# EXERCISE AIM:
Check every line below for the word "your" and copy each one that has it.

# RECORDS:
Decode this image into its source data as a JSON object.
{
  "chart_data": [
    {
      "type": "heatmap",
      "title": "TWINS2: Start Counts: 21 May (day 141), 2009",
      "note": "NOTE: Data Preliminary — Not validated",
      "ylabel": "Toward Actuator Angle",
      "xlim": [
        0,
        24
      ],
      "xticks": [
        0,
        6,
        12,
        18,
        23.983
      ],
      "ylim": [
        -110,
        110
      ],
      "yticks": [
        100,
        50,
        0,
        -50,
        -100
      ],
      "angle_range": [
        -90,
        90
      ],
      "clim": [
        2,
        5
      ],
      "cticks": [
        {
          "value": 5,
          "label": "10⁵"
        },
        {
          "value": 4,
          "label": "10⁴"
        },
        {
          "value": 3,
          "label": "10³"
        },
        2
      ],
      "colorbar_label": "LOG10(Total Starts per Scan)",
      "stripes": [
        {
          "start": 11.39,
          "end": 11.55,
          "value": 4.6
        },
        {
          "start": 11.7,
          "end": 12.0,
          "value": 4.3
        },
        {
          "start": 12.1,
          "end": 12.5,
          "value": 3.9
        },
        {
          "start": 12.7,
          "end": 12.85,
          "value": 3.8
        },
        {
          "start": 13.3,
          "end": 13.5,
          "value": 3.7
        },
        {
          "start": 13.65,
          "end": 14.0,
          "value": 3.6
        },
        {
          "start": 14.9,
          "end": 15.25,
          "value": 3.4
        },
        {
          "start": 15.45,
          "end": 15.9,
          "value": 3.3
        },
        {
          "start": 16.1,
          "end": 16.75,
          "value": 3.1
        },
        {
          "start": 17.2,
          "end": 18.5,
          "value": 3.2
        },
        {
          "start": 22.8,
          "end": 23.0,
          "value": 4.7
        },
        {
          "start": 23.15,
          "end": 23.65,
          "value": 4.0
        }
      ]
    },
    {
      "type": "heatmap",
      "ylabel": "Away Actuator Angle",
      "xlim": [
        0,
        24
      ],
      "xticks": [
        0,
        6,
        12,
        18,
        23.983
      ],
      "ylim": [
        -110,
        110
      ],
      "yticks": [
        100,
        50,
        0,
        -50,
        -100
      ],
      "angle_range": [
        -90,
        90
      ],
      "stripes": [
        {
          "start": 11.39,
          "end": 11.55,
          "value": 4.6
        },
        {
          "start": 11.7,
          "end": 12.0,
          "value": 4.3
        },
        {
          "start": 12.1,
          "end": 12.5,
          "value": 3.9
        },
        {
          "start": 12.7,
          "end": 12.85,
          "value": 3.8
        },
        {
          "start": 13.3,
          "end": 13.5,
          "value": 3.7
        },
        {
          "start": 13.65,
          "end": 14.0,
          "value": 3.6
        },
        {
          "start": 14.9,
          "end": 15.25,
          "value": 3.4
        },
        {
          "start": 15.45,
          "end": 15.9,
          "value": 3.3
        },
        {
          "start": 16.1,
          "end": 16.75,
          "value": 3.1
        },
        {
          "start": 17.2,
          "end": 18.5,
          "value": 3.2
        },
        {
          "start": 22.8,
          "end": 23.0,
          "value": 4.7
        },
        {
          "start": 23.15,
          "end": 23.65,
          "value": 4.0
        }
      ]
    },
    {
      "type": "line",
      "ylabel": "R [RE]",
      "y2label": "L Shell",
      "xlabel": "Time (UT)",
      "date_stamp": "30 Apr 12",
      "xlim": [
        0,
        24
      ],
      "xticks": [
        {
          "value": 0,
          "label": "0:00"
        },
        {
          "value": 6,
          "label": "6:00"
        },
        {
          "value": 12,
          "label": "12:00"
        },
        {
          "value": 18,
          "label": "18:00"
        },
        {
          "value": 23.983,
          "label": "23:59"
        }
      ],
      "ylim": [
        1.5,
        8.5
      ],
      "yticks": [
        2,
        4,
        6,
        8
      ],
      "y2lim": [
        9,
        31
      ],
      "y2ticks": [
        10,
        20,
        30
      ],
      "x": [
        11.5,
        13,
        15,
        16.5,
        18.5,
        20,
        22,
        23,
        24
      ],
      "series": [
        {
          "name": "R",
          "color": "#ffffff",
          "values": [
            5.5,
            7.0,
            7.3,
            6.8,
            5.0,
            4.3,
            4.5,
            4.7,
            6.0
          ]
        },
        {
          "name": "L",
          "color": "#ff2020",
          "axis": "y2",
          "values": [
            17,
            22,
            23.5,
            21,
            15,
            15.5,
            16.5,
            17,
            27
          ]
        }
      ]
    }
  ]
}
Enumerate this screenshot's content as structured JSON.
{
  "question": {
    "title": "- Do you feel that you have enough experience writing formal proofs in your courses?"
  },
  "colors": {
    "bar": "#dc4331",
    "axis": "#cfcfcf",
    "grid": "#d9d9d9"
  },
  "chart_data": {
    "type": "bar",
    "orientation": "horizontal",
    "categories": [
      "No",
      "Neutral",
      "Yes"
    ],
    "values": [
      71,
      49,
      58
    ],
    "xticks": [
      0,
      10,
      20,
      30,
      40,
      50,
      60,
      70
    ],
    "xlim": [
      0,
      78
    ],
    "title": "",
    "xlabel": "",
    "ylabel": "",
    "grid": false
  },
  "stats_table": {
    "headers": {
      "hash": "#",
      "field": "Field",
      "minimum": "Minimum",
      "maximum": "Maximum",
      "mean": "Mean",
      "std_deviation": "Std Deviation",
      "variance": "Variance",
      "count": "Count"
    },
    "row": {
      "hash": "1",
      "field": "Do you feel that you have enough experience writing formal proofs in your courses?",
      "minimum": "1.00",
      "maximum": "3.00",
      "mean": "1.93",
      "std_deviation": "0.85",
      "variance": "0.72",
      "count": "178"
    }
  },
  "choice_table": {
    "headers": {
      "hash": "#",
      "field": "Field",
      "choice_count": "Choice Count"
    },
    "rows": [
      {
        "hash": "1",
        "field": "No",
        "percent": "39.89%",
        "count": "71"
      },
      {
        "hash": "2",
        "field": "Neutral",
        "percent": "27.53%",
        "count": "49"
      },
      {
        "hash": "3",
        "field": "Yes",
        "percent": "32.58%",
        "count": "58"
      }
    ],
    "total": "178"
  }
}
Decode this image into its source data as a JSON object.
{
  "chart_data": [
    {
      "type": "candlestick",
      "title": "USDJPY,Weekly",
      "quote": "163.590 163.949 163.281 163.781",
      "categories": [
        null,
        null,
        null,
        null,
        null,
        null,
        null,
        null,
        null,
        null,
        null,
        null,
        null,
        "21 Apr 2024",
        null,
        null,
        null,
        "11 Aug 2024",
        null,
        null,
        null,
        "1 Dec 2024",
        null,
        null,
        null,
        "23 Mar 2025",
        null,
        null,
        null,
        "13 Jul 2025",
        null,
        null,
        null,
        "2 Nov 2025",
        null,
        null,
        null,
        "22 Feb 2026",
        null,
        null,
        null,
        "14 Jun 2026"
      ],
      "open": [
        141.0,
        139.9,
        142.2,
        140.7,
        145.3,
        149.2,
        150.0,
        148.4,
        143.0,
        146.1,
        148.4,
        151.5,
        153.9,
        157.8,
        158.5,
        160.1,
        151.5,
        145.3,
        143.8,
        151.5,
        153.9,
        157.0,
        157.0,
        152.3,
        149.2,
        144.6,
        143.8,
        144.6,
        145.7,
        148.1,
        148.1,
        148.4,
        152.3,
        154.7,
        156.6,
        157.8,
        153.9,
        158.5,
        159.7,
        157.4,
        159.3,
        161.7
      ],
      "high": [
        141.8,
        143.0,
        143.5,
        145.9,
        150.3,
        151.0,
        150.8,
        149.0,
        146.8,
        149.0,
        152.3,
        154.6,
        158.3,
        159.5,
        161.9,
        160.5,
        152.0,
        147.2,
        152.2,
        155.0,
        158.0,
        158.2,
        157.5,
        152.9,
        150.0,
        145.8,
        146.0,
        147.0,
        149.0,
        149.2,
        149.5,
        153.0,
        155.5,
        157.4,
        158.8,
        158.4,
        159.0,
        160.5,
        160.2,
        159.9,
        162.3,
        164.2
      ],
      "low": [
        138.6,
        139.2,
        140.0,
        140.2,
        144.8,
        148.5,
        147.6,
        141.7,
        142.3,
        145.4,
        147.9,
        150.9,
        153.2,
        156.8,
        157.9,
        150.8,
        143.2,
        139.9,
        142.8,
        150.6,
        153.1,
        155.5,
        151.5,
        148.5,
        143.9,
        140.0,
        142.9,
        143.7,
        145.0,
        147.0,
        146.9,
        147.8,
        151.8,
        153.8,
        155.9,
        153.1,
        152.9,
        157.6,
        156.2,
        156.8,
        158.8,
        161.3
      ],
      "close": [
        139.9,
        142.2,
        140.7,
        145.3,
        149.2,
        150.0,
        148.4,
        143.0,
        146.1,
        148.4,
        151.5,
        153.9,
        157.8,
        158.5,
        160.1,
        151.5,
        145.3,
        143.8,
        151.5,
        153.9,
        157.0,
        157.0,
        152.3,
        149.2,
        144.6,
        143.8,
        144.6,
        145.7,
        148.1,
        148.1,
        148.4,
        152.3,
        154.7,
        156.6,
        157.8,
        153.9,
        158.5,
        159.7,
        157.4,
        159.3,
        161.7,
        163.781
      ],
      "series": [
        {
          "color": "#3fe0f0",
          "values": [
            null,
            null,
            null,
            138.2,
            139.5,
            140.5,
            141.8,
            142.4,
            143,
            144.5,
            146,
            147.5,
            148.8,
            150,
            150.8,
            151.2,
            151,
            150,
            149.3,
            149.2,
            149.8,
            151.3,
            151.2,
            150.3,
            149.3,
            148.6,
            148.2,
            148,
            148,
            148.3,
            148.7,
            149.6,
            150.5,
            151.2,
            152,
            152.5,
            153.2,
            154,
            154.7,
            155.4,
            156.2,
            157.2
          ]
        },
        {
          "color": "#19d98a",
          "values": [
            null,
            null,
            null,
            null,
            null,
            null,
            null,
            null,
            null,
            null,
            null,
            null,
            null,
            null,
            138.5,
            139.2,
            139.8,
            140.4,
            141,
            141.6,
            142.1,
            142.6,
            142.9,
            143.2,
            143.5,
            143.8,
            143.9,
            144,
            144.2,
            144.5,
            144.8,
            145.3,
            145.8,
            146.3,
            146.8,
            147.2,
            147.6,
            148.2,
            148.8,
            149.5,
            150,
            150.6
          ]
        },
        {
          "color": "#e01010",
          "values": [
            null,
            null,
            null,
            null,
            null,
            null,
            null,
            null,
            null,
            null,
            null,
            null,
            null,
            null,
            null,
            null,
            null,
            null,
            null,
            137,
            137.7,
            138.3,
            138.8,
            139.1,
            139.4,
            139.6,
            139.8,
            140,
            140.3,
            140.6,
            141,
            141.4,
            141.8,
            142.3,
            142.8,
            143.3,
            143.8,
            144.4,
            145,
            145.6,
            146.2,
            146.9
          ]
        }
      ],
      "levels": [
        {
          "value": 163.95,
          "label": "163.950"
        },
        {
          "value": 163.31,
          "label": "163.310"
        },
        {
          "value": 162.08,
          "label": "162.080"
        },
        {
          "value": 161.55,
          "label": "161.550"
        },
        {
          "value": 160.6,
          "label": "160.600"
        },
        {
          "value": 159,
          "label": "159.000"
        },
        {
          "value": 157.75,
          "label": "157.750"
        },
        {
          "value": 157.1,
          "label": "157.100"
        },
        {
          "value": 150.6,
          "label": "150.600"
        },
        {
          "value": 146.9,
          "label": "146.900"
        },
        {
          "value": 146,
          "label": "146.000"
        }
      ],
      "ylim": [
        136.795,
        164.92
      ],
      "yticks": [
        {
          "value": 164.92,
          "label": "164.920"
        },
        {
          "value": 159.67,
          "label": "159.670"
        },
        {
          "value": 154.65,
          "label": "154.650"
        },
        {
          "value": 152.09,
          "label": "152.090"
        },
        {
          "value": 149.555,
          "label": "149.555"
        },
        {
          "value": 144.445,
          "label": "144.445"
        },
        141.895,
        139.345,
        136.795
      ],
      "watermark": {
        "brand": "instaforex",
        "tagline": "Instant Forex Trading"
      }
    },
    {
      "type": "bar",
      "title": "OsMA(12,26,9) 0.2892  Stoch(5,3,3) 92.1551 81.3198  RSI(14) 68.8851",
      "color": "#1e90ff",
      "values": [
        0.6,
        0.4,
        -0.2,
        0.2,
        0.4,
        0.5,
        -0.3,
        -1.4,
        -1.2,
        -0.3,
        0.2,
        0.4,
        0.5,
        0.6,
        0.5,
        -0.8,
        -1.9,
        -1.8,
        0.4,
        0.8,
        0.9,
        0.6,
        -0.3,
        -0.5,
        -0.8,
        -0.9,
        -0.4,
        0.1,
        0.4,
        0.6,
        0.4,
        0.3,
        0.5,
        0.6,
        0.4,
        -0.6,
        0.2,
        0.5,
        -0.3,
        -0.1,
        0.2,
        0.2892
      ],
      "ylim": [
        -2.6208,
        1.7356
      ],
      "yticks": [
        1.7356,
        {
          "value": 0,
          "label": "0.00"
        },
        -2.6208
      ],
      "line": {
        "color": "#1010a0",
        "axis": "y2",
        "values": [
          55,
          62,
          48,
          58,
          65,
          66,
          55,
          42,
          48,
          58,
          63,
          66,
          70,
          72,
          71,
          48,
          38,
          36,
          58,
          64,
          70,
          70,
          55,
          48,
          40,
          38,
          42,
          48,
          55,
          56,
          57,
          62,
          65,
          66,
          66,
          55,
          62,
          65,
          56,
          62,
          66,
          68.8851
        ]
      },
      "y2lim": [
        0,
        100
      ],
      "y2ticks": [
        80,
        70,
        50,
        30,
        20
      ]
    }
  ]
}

# THE COMPLETED TASK:
    "title": "- Do you feel that you have enough experience writing formal proofs in your courses?"
      "field": "Do you feel that you have enough experience writing formal proofs in your courses?",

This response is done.